[YOUR INSTRUCTIONS]: Find the string "name" in the entries and copy each line that has it.

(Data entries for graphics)
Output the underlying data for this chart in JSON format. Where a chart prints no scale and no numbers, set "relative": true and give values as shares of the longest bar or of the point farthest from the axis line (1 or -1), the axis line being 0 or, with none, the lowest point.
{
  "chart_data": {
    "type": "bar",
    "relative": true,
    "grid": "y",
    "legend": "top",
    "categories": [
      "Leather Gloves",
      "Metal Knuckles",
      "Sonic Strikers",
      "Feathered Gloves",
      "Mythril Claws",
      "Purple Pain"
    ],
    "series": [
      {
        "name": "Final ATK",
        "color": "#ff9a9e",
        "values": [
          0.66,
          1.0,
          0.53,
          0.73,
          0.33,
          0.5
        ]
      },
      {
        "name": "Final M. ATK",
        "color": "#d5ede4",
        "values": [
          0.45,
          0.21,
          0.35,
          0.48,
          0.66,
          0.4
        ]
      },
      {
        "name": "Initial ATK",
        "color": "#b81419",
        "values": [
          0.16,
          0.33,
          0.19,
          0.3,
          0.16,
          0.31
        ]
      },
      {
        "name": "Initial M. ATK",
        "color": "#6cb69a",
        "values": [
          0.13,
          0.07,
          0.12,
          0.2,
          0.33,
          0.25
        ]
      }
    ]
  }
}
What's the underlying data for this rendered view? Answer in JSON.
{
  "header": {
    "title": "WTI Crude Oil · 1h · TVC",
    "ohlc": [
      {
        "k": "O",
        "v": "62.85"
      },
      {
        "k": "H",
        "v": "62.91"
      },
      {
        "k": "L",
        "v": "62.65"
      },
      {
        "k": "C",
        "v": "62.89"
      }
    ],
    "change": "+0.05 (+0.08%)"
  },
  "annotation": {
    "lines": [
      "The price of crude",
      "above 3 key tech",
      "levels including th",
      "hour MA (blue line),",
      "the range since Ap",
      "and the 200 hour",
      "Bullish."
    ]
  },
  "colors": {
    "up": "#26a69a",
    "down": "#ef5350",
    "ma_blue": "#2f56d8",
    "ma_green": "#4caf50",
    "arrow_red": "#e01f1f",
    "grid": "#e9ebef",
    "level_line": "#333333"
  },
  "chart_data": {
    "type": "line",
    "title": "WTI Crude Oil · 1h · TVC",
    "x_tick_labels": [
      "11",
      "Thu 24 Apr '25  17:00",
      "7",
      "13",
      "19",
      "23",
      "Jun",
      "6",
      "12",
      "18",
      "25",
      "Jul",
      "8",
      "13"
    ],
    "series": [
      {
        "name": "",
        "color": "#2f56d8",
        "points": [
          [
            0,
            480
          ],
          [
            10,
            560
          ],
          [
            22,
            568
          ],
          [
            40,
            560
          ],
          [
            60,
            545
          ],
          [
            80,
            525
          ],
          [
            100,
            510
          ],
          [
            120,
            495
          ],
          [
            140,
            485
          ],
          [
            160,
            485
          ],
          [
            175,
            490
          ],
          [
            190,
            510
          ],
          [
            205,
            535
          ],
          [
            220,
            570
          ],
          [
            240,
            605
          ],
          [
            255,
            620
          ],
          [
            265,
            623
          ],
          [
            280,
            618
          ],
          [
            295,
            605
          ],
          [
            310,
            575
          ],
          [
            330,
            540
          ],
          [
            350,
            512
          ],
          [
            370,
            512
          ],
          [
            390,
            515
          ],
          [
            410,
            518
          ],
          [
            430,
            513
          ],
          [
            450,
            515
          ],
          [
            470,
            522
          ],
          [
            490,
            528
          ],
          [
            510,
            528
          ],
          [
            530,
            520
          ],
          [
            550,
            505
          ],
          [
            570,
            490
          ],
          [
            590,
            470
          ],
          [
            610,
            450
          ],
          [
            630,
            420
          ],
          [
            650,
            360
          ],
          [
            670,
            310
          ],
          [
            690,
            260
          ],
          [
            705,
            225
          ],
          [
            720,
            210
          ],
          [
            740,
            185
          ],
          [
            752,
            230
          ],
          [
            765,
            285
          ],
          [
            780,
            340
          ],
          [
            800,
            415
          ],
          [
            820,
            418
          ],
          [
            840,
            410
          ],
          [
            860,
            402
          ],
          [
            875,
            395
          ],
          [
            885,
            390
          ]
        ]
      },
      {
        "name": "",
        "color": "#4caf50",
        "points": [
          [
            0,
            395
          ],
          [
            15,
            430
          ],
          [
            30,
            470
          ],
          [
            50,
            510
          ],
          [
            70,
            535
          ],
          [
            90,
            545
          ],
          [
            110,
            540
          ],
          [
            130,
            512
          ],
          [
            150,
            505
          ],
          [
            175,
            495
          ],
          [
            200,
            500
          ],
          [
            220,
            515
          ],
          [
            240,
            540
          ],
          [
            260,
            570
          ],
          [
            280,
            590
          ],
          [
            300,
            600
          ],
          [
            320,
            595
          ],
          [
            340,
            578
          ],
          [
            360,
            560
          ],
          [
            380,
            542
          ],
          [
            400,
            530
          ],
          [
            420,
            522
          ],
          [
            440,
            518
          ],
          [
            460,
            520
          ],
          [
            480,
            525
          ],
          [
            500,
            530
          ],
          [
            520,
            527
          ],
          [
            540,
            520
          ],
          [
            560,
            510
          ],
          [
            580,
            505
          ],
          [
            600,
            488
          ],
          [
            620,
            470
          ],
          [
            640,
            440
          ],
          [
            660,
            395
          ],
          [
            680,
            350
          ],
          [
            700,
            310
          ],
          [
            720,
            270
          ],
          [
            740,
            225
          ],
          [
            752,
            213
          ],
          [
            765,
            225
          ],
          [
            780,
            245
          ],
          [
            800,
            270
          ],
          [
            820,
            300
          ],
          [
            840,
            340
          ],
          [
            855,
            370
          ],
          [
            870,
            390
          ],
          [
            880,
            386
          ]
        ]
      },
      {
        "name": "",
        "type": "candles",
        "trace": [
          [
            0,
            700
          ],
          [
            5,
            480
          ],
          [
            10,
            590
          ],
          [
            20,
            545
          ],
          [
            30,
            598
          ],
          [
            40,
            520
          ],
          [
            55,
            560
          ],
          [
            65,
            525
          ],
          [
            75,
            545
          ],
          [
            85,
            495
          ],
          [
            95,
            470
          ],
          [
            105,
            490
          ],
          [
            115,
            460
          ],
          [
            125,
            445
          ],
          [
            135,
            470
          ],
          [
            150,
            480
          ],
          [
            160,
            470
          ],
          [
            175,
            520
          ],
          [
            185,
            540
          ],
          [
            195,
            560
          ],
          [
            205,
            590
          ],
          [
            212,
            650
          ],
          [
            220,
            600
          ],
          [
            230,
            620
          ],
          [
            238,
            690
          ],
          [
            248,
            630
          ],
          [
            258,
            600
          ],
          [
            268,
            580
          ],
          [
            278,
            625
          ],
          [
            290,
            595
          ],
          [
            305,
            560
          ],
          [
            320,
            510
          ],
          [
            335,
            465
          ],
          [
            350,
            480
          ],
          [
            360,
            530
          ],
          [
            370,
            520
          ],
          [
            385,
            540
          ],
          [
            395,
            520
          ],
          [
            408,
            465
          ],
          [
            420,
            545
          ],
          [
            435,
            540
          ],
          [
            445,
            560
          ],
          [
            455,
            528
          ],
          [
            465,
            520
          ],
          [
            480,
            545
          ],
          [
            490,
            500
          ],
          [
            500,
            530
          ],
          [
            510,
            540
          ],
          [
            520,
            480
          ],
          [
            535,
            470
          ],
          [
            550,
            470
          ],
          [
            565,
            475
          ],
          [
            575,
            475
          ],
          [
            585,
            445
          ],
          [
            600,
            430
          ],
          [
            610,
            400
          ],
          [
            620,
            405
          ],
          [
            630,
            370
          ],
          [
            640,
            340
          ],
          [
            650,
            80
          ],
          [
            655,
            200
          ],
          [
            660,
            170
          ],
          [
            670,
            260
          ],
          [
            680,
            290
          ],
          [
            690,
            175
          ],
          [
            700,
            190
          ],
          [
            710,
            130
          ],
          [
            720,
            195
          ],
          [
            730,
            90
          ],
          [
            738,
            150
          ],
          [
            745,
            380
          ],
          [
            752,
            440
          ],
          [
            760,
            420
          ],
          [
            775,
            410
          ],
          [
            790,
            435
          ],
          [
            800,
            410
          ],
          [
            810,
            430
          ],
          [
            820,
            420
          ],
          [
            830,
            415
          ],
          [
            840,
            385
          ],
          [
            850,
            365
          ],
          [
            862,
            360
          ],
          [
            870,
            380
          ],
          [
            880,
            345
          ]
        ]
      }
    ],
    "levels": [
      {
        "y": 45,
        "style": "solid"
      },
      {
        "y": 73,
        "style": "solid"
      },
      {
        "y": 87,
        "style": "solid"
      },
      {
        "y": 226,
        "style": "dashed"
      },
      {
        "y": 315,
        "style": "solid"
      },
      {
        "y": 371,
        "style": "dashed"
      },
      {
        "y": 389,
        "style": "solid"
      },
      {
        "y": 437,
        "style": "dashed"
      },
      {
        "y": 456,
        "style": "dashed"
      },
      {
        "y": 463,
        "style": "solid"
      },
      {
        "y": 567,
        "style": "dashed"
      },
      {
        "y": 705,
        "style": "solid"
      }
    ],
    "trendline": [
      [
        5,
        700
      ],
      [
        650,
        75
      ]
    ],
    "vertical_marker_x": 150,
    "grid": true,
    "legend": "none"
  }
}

[RESPONSE]:
        "name": "Final ATK",
        "name": "Final M. ATK",
        "name": "Initial ATK",
        "name": "Initial M. ATK",
        "name": "",
        "name": "",
        "name": "",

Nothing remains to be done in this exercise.